* **Required task**: Extract all lines that hold "необходимости" from the records below.

Dataset items
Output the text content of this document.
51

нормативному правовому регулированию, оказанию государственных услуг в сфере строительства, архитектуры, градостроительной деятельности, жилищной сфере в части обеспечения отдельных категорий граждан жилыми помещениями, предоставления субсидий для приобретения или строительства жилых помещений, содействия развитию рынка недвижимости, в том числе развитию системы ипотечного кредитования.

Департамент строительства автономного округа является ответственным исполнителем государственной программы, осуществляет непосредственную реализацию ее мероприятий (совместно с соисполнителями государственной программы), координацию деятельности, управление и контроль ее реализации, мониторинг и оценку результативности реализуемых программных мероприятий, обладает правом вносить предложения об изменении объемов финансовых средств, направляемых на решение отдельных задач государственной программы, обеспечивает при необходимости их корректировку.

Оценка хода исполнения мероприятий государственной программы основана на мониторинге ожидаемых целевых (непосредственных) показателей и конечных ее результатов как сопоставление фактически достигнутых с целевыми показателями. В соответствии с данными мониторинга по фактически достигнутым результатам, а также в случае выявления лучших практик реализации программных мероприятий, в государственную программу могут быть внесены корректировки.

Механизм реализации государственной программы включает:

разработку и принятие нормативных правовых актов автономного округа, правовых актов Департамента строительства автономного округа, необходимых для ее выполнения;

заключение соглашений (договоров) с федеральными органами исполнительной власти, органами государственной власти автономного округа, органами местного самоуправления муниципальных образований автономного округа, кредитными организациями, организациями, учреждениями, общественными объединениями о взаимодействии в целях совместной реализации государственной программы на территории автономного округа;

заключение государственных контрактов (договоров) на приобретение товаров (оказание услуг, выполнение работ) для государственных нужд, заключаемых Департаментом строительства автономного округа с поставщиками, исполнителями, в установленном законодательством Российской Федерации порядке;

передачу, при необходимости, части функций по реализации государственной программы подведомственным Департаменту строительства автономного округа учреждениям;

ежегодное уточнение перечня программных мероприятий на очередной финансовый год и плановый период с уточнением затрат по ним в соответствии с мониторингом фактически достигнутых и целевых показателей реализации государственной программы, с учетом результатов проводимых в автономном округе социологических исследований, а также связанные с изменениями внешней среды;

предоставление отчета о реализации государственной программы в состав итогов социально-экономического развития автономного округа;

* **Response to the task**:
Департамент строительства автономного округа является ответственным исполнителем государственной программы, осуществляет непосредственную реализацию ее мероприятий (совместно с соисполнителями государственной программы), координацию деятельности, управление и контроль ее реализации, мониторинг и оценку результативности реализуемых программных мероприятий, обладает правом вносить предложения об изменении объемов финансовых средств, направляемых на решение отдельных задач государственной программы, обеспечивает при необходимости их корректировку.
передачу, при необходимости, части функций по реализации государственной программы подведомственным Департаменту строительства автономного округа учреждениям;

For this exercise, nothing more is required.